To address this challenge, we propose Transformers adaptation procedure, where the regular attention module (of time complexity quadratic in the input's sequence length) is replaced by the light (computationally efficient) attention block (e.g. linear attention from Performers). We propose the so-called up-training strategy, where either during the pre-training or fine-tuning of the original model, attention replacement is conducted. The training continues, but with the efficient attention mechanism. We observe that after a short transition phase, the model adapts quality-wise to the new attention module.  Since this strategy is particularly efficient when efficient linear-attention mechanism from Performers is applied, it becomes our default choice.

Up-training technique is general enough so that it can be applied beyond the scope of Robotics, however we found Robotics a particularly attractive application since fast inference is of critical importance there. We call the resulting mechanism a Self-Adaptive Robust Attention (or SARA). So far, we applied SARA in two settings: (a) the recently introduced Robotic Transformer architecture (RT-2), providing natural language conditioned policy  and leveraging PaLI-5B VLM model, (b) Point Cloud Transformer (PCT) architectures taking as input point clouds. In both settings, the policies are designed for the robotic manipulation. 

In the RT-2 setting, efficient attention is replacing regular attention in the ViT-encoder tower of the PaLI model. Our results show that even for relatively short input sequences for the ViT tower (i.e. lower resolution images or/and images transformed into relatively short sequences of patches), SARA provides substantial speed-ups (14%) and importantly, with no loss of the quality of the adapted policy. While combined with other methods, such as keeping a short history of frames and applying new action tokenization techniques, SARA provides 10%+ accuracy gains.  

Fig. 1: Performer RT-2 VLM policy conditioned on natural language commands in action. Performer's attention is replacing regular attention module in the ViT encoder of the PaLI-5B model which is the algorithmic backbone of the entire policy. The natural language commands are as follows (from upper left to bottom right, rows from left to right): pick water bottle,  pick brown chip bag, pick rxbar blueberry, pick orange can, pick pepsi can, pick octopus toy, pick apple, pick cold brew can, pick catnip toy. SARA applies Performer-ReLU attention.

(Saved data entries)
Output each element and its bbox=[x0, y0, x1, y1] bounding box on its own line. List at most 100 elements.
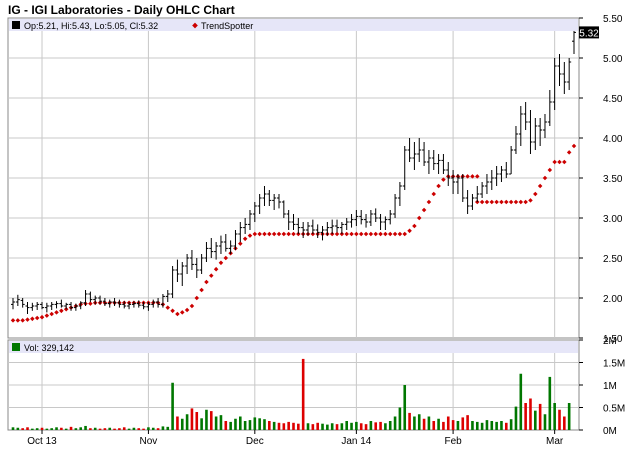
ohlc-bar bbox=[117, 299, 122, 308]
volume-bar bbox=[524, 403, 527, 430]
ohlc-bar bbox=[102, 298, 107, 306]
ohlc-bar bbox=[455, 174, 460, 194]
volume-bar bbox=[514, 406, 518, 430]
volume-tick-label: 0M bbox=[603, 426, 617, 437]
volume-bar bbox=[384, 423, 387, 430]
volume-bar bbox=[326, 424, 329, 430]
ohlc-bar bbox=[151, 299, 156, 308]
ohlc-bar bbox=[470, 194, 475, 210]
ohlc-bar bbox=[11, 298, 15, 310]
ohlc-bar bbox=[504, 162, 509, 178]
ohlc-bar bbox=[518, 106, 523, 146]
volume-bar bbox=[55, 427, 58, 430]
ohlc-bar bbox=[562, 62, 567, 94]
volume-bar bbox=[253, 417, 257, 430]
ohlc-bar bbox=[339, 222, 344, 234]
volume-bar bbox=[335, 424, 339, 430]
ohlc-bar bbox=[441, 154, 446, 174]
volume-bar bbox=[214, 416, 218, 430]
volume-bar bbox=[84, 425, 87, 430]
ohlc-bar bbox=[160, 294, 165, 308]
trendspotter-point bbox=[475, 199, 480, 205]
volume-bar bbox=[180, 418, 184, 430]
volume-bar bbox=[60, 427, 63, 430]
ohlc-bar bbox=[542, 114, 547, 138]
volume-bar bbox=[287, 421, 290, 430]
trendspotter-point bbox=[363, 231, 369, 237]
volume-bar bbox=[16, 427, 20, 430]
ohlc-bar bbox=[64, 302, 69, 310]
volume-bar bbox=[316, 422, 319, 430]
price-tick-label: 1.50 bbox=[603, 334, 623, 345]
volume-bar bbox=[427, 416, 431, 430]
ohlc-bar bbox=[412, 142, 417, 170]
volume-bar bbox=[190, 408, 194, 430]
date-axis: Oct 13 Nov Dec Jan 14 Feb Mar bbox=[27, 430, 564, 447]
volume-bar bbox=[403, 385, 407, 430]
volume-bar bbox=[345, 421, 348, 430]
volume-bar bbox=[166, 426, 170, 430]
ohlc-bar bbox=[272, 194, 277, 210]
volume-bar bbox=[548, 376, 552, 430]
trendspotter-point bbox=[213, 266, 219, 272]
volume-bar bbox=[108, 427, 112, 430]
volume-bar bbox=[209, 411, 213, 430]
ohlc-bar bbox=[20, 298, 25, 308]
volume-bar bbox=[185, 414, 189, 430]
trendspotter-point bbox=[504, 199, 509, 205]
ohlc-bar bbox=[426, 150, 431, 174]
trendspotter-point bbox=[59, 308, 64, 314]
ohlc-bar bbox=[499, 166, 504, 182]
date-tick-label: Feb bbox=[444, 436, 462, 447]
ohlc-bar bbox=[69, 302, 74, 311]
ohlc-bar bbox=[199, 254, 204, 274]
trendspotter-point bbox=[475, 174, 480, 179]
ohlc-bar bbox=[325, 222, 330, 236]
volume-bar bbox=[156, 428, 160, 430]
volume-bar bbox=[277, 422, 281, 430]
ohlc-bar bbox=[446, 162, 451, 186]
ohlc-bar bbox=[513, 126, 518, 154]
price-tick-label: 3.50 bbox=[603, 174, 623, 185]
ohlc-bar bbox=[373, 208, 378, 222]
ohlc-bar bbox=[484, 174, 489, 194]
volume-bar bbox=[219, 415, 223, 430]
ohlc-bar bbox=[557, 54, 562, 86]
ohlc-bar bbox=[49, 302, 54, 310]
volume-bar bbox=[26, 427, 29, 430]
volume-bar bbox=[446, 416, 450, 430]
volume-bar bbox=[98, 428, 102, 430]
price-tick-label: 5.50 bbox=[603, 14, 623, 25]
volume-bar bbox=[553, 403, 556, 430]
volume-bar bbox=[490, 421, 494, 430]
volume-bar bbox=[234, 418, 237, 430]
volume-bar bbox=[475, 421, 479, 430]
volume-bar bbox=[442, 421, 445, 430]
volume-bar bbox=[543, 414, 547, 430]
ohlc-bar bbox=[335, 219, 340, 233]
ohlc-bar bbox=[402, 146, 407, 190]
trendspotter-point bbox=[310, 231, 316, 237]
ohlc-bar bbox=[349, 214, 354, 228]
ohlc-bar bbox=[276, 194, 281, 209]
volume-bar bbox=[408, 412, 411, 430]
volume-bar bbox=[534, 410, 537, 430]
trendspotter-point bbox=[392, 231, 398, 237]
volume-bar bbox=[229, 421, 232, 430]
price-tick-label: 2.50 bbox=[603, 254, 623, 265]
price-axis: 1.50 2.00 2.50 3.00 3.50 4.00 4.50 5.00 5.50 bbox=[579, 14, 623, 345]
ohlc-bar bbox=[218, 235, 223, 254]
ohlc-bar bbox=[131, 301, 136, 308]
ohlc-bar bbox=[73, 303, 78, 311]
volume-bar bbox=[243, 421, 247, 430]
ohlc-bar bbox=[194, 258, 199, 278]
ohlc-bar bbox=[407, 138, 412, 162]
ohlc-bar bbox=[83, 290, 88, 306]
ohlc-bar bbox=[267, 190, 272, 206]
trendspotter-point bbox=[199, 287, 204, 293]
trendspotter-point bbox=[209, 273, 214, 278]
ohlc-bar bbox=[451, 170, 456, 194]
volume-bar bbox=[417, 414, 421, 430]
ohlc-bar bbox=[417, 138, 422, 162]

> Exercise tasks:
a) According to the page excerpt, what speed-up does SARA provide in the RT-2 setting?
b) Quote the entries word for word, everything from the line containing "ohlc-bar bbox=[117, 299, 122, 308]" down to the line containing "ohlc-bar bbox=[542, 114, 547, 138]", with both of those lines included.

> Task responses:
a) A 14% speed-up, with no loss in the quality of the adapted policy.

b)
ohlc-bar bbox=[117, 299, 122, 308]
volume-bar bbox=[524, 403, 527, 430]
ohlc-bar bbox=[102, 298, 107, 306]
ohlc-bar bbox=[455, 174, 460, 194]
volume-bar bbox=[514, 406, 518, 430]
volume-tick-label: 0M bbox=[603, 426, 617, 437]
volume-bar bbox=[384, 423, 387, 430]
volume-bar bbox=[326, 424, 329, 430]
ohlc-bar bbox=[151, 299, 156, 308]
ohlc-bar bbox=[470, 194, 475, 210]
ohlc-bar bbox=[11, 298, 15, 310]
ohlc-bar bbox=[504, 162, 509, 178]
ohlc-bar bbox=[518, 106, 523, 146]
volume-bar bbox=[55, 427, 58, 430]
ohlc-bar bbox=[562, 62, 567, 94]
volume-bar bbox=[253, 417, 257, 430]
ohlc-bar bbox=[339, 222, 344, 234]
volume-bar bbox=[335, 424, 339, 430]
ohlc-bar bbox=[441, 154, 446, 174]
volume-bar bbox=[214, 416, 218, 430]
volume-bar bbox=[84, 425, 87, 430]
ohlc-bar bbox=[160, 294, 165, 308]
trendspotter-point bbox=[475, 199, 480, 205]
volume-bar bbox=[180, 418, 184, 430]
volume-bar bbox=[60, 427, 63, 430]
ohlc-bar bbox=[542, 114, 547, 138]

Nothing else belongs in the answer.